Stored items

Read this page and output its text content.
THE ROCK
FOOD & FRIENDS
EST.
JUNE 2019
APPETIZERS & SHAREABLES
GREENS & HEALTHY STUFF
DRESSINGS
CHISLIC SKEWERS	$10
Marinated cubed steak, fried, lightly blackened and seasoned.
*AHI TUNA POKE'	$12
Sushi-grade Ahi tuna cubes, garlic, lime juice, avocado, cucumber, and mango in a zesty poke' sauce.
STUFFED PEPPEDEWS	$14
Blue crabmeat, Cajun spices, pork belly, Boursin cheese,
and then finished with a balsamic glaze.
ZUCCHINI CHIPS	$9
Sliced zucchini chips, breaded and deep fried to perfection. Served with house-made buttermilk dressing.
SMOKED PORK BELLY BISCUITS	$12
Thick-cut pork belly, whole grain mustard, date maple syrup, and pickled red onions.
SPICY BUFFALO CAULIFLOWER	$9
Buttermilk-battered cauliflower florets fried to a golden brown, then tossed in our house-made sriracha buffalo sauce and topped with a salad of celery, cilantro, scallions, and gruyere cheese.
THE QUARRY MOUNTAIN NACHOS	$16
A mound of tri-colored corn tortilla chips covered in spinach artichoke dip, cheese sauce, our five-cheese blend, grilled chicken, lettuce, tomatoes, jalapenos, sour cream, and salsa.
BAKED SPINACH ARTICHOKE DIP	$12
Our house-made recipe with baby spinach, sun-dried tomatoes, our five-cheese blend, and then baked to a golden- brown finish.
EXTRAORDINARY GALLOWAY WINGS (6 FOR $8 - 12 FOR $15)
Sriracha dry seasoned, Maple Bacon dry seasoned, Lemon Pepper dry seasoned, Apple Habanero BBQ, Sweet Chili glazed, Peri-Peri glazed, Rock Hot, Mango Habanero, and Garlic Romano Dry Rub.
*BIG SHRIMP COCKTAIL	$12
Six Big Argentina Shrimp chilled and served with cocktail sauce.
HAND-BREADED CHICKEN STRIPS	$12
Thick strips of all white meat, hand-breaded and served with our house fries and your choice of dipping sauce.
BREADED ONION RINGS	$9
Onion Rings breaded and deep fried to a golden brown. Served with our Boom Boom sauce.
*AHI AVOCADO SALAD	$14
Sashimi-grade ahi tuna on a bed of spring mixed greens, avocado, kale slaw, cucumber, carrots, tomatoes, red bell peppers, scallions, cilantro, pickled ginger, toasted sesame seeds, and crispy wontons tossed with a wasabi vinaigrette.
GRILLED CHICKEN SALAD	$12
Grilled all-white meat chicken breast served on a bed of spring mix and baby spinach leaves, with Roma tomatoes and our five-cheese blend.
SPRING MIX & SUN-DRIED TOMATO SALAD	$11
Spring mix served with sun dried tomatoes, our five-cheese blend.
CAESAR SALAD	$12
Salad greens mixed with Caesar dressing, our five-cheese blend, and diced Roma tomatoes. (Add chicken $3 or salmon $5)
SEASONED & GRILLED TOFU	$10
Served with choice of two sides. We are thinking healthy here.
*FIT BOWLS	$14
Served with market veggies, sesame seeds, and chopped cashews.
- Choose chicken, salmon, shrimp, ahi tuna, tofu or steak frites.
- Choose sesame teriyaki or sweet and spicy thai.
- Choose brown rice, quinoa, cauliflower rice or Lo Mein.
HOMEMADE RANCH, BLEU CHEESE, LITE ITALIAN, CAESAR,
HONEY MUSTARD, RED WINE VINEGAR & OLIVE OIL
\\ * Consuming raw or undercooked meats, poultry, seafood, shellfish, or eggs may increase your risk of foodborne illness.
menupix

--

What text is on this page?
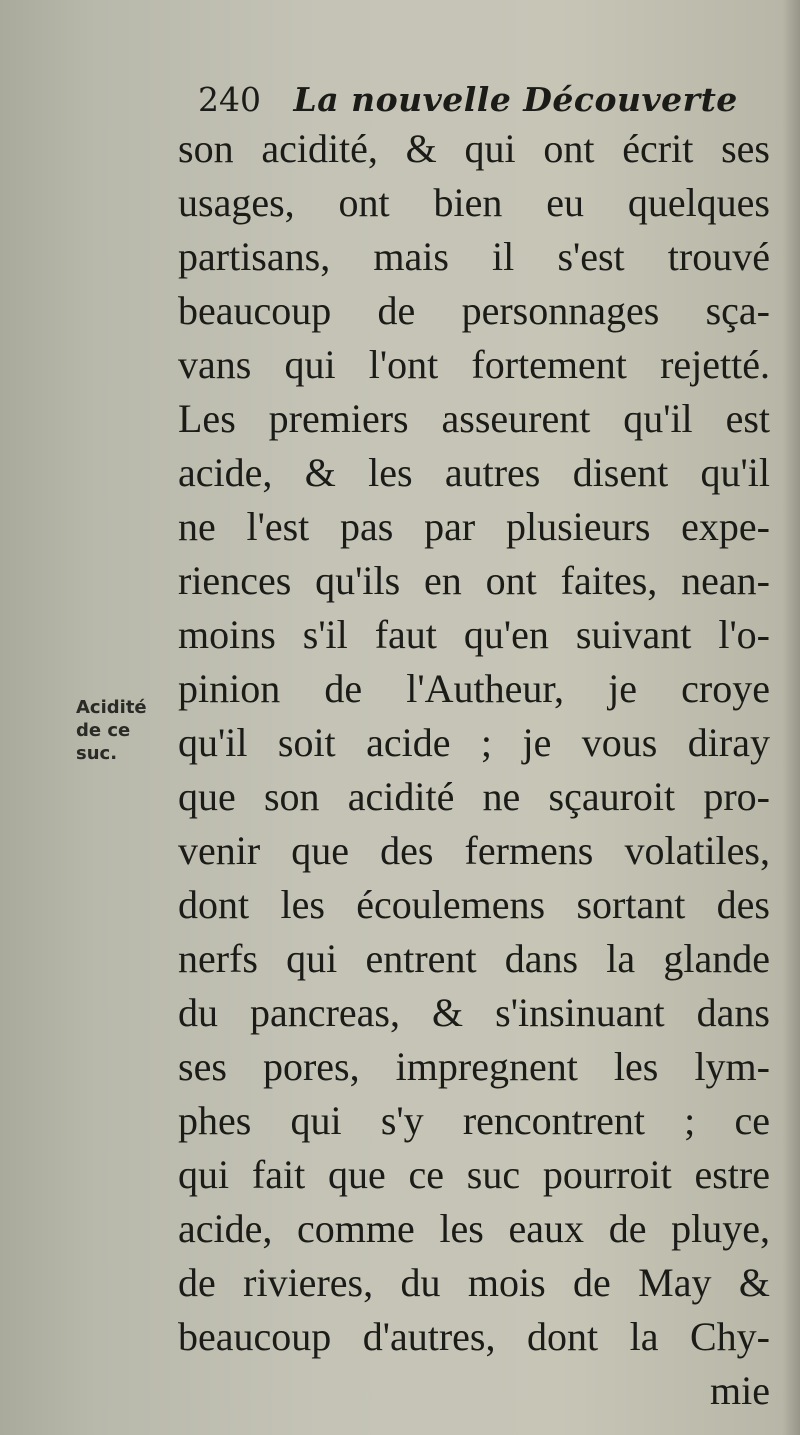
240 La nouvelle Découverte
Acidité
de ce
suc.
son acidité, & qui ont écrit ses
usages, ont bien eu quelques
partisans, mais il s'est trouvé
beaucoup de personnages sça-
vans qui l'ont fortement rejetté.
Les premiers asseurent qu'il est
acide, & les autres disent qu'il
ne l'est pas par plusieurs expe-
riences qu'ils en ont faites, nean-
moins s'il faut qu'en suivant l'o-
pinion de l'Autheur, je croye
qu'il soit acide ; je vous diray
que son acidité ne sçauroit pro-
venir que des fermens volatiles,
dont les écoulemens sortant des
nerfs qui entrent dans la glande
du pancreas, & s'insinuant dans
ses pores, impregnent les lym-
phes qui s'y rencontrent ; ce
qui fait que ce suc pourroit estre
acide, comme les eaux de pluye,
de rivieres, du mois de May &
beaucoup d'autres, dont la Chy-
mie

*GOAL*
Point out every line holding the string "your" and copy it.

*FULL ANSWER*
Thick strips of all white meat, hand-breaded and served with our house fries and your choice of dipping sauce.
\\ * Consuming raw or undercooked meats, poultry, seafood, shellfish, or eggs may increase your risk of foodborne illness.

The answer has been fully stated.